Stated exercise – Search the material below for the string "touch" and list each line that holds it.
** begin Exercise input **
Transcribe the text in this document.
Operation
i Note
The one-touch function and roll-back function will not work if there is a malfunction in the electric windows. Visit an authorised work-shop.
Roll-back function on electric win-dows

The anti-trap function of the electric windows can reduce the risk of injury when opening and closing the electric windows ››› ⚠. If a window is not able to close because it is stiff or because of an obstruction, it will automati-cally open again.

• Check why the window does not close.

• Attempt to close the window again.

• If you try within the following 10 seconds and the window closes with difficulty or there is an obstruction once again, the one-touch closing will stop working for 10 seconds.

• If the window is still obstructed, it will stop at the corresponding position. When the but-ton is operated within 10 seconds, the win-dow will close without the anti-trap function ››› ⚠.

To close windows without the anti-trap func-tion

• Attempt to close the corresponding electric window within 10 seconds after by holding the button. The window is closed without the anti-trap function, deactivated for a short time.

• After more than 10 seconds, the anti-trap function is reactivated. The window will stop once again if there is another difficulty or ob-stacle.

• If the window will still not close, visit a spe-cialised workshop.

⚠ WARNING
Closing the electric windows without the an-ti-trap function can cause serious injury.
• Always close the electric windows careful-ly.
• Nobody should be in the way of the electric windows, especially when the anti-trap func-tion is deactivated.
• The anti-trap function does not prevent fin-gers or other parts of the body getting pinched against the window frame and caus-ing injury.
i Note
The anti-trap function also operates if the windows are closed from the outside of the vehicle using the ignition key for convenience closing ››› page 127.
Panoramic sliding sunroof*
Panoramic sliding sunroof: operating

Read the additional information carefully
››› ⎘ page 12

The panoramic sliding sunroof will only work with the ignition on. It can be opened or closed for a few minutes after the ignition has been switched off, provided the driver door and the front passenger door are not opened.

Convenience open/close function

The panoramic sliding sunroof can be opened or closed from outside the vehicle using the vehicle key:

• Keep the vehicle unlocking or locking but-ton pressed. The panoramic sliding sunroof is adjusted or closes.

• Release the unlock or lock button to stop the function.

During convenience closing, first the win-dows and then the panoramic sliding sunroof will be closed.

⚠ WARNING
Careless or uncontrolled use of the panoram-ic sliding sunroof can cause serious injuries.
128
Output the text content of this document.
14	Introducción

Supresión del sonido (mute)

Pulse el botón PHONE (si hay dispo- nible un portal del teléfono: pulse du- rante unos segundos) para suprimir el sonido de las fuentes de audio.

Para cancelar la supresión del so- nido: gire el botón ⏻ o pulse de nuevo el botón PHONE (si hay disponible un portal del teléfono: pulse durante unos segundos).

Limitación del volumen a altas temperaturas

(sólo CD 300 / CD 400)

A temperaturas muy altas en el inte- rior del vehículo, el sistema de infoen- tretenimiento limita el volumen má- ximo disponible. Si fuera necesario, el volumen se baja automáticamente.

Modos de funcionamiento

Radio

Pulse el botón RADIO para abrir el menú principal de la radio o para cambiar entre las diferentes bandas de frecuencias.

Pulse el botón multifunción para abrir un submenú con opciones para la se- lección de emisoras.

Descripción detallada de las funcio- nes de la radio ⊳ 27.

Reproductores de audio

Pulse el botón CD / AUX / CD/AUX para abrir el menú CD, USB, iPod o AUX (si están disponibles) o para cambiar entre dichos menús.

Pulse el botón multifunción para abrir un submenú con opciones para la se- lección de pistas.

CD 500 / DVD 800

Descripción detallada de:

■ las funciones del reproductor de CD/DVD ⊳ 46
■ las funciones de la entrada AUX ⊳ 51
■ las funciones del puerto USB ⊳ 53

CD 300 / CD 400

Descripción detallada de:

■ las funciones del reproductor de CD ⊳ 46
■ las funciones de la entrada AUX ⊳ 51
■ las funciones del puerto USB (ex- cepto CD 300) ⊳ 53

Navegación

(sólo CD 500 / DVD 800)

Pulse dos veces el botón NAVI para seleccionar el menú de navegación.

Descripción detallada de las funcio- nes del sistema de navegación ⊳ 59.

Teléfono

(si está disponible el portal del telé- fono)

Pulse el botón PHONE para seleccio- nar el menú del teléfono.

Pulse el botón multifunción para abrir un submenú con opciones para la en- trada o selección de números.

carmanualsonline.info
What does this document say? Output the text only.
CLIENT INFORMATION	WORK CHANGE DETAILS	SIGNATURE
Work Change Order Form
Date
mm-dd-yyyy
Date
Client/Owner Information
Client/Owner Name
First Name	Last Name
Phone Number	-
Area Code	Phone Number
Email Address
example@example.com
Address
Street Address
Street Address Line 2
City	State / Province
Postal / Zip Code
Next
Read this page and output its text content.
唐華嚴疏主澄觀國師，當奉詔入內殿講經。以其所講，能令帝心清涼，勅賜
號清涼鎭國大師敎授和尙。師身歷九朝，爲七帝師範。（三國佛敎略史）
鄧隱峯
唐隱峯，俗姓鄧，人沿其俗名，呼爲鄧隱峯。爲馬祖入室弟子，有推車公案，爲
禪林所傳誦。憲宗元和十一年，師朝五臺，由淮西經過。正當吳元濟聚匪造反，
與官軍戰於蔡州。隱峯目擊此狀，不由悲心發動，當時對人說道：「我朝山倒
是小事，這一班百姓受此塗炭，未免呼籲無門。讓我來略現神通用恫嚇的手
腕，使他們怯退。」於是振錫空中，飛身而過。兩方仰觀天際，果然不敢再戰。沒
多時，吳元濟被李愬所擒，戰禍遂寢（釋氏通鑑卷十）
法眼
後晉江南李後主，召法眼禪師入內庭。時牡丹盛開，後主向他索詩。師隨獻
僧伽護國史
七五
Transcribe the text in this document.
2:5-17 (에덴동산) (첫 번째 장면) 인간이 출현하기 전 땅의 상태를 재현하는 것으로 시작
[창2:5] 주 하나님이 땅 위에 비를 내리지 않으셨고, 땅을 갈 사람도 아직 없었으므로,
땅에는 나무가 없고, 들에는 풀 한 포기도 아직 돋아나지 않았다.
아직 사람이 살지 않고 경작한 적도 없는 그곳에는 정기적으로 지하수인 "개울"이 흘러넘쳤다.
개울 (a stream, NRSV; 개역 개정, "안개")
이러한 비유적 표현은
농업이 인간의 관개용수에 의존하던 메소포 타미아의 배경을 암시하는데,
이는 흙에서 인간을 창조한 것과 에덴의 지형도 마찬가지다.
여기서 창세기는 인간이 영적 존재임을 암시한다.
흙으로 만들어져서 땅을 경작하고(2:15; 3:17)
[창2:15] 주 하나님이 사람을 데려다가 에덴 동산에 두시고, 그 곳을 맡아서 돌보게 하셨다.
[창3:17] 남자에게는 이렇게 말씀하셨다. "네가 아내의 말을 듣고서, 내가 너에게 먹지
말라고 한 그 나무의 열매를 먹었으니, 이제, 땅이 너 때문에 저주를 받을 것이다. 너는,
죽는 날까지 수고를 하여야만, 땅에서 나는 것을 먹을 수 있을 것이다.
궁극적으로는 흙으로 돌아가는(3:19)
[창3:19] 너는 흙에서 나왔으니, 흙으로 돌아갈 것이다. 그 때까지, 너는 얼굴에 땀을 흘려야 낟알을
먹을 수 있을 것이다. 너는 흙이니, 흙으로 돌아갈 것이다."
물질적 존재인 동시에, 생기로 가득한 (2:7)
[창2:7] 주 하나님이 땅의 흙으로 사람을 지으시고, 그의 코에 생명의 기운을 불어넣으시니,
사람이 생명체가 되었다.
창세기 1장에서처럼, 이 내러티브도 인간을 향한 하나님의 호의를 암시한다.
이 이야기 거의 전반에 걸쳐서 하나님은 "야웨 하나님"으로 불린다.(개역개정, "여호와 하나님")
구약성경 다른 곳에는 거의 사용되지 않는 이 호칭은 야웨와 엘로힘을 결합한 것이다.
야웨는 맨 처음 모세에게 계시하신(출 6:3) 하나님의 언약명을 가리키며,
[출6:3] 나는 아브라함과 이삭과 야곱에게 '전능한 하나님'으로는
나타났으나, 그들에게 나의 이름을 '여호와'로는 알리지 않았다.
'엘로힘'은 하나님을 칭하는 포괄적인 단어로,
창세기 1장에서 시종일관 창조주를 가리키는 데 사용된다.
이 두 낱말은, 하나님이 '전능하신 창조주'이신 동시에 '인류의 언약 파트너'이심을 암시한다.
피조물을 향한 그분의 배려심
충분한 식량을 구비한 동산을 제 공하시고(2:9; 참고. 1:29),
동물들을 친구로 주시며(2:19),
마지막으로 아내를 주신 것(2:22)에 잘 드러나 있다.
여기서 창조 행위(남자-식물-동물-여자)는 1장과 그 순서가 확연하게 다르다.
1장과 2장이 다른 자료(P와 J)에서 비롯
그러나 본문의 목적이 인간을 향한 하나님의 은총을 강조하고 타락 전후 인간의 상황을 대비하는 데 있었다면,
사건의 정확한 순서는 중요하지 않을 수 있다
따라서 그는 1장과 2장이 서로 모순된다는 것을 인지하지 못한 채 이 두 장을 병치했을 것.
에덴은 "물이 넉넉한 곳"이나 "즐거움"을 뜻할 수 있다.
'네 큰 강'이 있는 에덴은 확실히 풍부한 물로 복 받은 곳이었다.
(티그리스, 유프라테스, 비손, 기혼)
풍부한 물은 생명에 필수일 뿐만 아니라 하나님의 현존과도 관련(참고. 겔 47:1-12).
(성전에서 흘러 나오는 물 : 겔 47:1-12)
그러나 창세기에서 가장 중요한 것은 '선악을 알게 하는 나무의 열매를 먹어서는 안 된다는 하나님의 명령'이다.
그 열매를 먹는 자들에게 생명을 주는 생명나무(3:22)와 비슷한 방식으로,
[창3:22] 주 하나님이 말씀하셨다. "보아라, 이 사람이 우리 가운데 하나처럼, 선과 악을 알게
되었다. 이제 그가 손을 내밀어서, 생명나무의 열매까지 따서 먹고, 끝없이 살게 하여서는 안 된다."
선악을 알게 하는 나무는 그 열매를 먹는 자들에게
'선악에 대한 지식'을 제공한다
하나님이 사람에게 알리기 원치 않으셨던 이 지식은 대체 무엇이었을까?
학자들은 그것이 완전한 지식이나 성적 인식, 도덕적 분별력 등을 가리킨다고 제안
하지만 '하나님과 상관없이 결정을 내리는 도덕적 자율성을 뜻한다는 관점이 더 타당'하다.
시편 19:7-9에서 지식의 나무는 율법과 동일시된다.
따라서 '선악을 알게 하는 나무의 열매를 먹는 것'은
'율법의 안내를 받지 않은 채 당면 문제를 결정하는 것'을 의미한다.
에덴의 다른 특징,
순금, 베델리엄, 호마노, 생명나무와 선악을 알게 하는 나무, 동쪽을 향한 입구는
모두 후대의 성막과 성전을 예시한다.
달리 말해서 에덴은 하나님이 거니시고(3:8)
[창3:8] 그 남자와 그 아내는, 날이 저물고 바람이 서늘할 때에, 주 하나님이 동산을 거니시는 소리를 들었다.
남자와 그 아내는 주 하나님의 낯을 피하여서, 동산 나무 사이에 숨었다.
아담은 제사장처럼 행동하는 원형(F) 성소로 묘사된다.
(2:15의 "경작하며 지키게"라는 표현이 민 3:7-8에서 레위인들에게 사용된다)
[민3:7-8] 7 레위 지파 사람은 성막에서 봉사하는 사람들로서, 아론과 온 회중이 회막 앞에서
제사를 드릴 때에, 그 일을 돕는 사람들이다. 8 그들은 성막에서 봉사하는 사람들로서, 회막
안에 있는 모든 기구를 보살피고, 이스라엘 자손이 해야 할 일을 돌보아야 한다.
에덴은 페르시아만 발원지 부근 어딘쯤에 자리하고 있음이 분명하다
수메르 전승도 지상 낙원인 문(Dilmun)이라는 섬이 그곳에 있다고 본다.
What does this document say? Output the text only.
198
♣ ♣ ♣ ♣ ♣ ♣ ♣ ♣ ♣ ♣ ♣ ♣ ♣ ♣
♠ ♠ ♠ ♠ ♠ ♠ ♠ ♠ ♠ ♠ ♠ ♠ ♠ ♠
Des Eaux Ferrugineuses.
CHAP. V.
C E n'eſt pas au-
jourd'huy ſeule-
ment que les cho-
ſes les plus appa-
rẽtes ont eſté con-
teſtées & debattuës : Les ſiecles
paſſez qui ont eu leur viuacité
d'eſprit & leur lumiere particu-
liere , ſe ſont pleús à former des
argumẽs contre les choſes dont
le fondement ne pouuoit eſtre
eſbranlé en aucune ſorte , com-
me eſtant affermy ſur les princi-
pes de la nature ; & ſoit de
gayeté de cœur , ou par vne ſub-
** end Exercise input **
Written reply –
The one-touch function and roll-back function will not work if there is a malfunction in the electric windows. Visit an authorised work-shop.
• If you try within the following 10 seconds and the window closes with difficulty or there is an obstruction once again, the one-touch closing will stop working for 10 seconds.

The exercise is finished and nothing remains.